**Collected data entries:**
—————

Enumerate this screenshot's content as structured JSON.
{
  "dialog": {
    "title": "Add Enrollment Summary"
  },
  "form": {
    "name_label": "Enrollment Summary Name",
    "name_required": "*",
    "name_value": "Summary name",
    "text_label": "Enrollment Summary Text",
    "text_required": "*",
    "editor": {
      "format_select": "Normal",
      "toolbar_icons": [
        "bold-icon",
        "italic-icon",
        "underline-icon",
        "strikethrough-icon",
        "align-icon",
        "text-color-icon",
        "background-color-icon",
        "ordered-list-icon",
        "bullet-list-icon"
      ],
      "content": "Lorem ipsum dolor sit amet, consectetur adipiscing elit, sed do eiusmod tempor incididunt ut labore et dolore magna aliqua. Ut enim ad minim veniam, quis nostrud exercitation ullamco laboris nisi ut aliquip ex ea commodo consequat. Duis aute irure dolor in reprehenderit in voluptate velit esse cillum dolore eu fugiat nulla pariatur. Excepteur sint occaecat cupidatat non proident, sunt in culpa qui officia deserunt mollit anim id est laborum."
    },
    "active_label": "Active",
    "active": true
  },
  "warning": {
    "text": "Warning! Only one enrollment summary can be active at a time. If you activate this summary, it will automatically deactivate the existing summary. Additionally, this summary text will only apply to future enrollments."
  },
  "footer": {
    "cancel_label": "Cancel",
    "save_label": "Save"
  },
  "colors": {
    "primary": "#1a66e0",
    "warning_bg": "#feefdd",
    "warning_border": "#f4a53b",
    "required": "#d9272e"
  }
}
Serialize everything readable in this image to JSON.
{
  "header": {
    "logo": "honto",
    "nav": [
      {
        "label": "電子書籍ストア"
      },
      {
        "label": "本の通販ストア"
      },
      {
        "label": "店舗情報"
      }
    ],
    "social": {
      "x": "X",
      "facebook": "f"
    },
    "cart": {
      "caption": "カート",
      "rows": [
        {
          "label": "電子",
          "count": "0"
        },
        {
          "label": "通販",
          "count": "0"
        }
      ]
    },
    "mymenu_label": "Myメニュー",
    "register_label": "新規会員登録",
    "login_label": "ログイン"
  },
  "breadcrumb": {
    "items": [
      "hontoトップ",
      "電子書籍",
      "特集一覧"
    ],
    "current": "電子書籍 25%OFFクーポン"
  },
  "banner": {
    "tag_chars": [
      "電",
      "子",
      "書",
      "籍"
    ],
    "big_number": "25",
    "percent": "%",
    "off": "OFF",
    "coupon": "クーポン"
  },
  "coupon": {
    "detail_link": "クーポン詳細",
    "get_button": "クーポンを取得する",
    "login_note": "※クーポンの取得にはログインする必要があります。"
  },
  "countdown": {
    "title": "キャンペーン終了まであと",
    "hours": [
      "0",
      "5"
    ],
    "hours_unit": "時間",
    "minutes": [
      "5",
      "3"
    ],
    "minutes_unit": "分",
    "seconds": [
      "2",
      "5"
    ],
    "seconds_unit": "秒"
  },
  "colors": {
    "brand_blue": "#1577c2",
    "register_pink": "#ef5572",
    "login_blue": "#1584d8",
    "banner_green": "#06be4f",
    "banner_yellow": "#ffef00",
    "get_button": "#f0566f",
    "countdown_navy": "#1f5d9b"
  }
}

—————

**STATED EXERCISE:** Give back the whole listing, word for word.

**OUTPUT OF THE TASK:**
Enumerate this screenshot's content as structured JSON.
{
  "dialog": {
    "title": "Add Enrollment Summary"
  },
  "form": {
    "name_label": "Enrollment Summary Name",
    "name_required": "*",
    "name_value": "Summary name",
    "text_label": "Enrollment Summary Text",
    "text_required": "*",
    "editor": {
      "format_select": "Normal",
      "toolbar_icons": [
        "bold-icon",
        "italic-icon",
        "underline-icon",
        "strikethrough-icon",
        "align-icon",
        "text-color-icon",
        "background-color-icon",
        "ordered-list-icon",
        "bullet-list-icon"
      ],
      "content": "Lorem ipsum dolor sit amet, consectetur adipiscing elit, sed do eiusmod tempor incididunt ut labore et dolore magna aliqua. Ut enim ad minim veniam, quis nostrud exercitation ullamco laboris nisi ut aliquip ex ea commodo consequat. Duis aute irure dolor in reprehenderit in voluptate velit esse cillum dolore eu fugiat nulla pariatur. Excepteur sint occaecat cupidatat non proident, sunt in culpa qui officia deserunt mollit anim id est laborum."
    },
    "active_label": "Active",
    "active": true
  },
  "warning": {
    "text": "Warning! Only one enrollment summary can be active at a time. If you activate this summary, it will automatically deactivate the existing summary. Additionally, this summary text will only apply to future enrollments."
  },
  "footer": {
    "cancel_label": "Cancel",
    "save_label": "Save"
  },
  "colors": {
    "primary": "#1a66e0",
    "warning_bg": "#feefdd",
    "warning_border": "#f4a53b",
    "required": "#d9272e"
  }
}
Serialize everything readable in this image to JSON.
{
  "header": {
    "logo": "honto",
    "nav": [
      {
        "label": "電子書籍ストア"
      },
      {
        "label": "本の通販ストア"
      },
      {
        "label": "店舗情報"
      }
    ],
    "social": {
      "x": "X",
      "facebook": "f"
    },
    "cart": {
      "caption": "カート",
      "rows": [
        {
          "label": "電子",
          "count": "0"
        },
        {
          "label": "通販",
          "count": "0"
        }
      ]
    },
    "mymenu_label": "Myメニュー",
    "register_label": "新規会員登録",
    "login_label": "ログイン"
  },
  "breadcrumb": {
    "items": [
      "hontoトップ",
      "電子書籍",
      "特集一覧"
    ],
    "current": "電子書籍 25%OFFクーポン"
  },
  "banner": {
    "tag_chars": [
      "電",
      "子",
      "書",
      "籍"
    ],
    "big_number": "25",
    "percent": "%",
    "off": "OFF",
    "coupon": "クーポン"
  },
  "coupon": {
    "detail_link": "クーポン詳細",
    "get_button": "クーポンを取得する",
    "login_note": "※クーポンの取得にはログインする必要があります。"
  },
  "countdown": {
    "title": "キャンペーン終了まであと",
    "hours": [
      "0",
      "5"
    ],
    "hours_unit": "時間",
    "minutes": [
      "5",
      "3"
    ],
    "minutes_unit": "分",
    "seconds": [
      "2",
      "5"
    ],
    "seconds_unit": "秒"
  },
  "colors": {
    "brand_blue": "#1577c2",
    "register_pink": "#ef5572",
    "login_blue": "#1584d8",
    "banner_green": "#06be4f",
    "banner_yellow": "#ffef00",
    "get_button": "#f0566f",
    "countdown_navy": "#1f5d9b"
  }
}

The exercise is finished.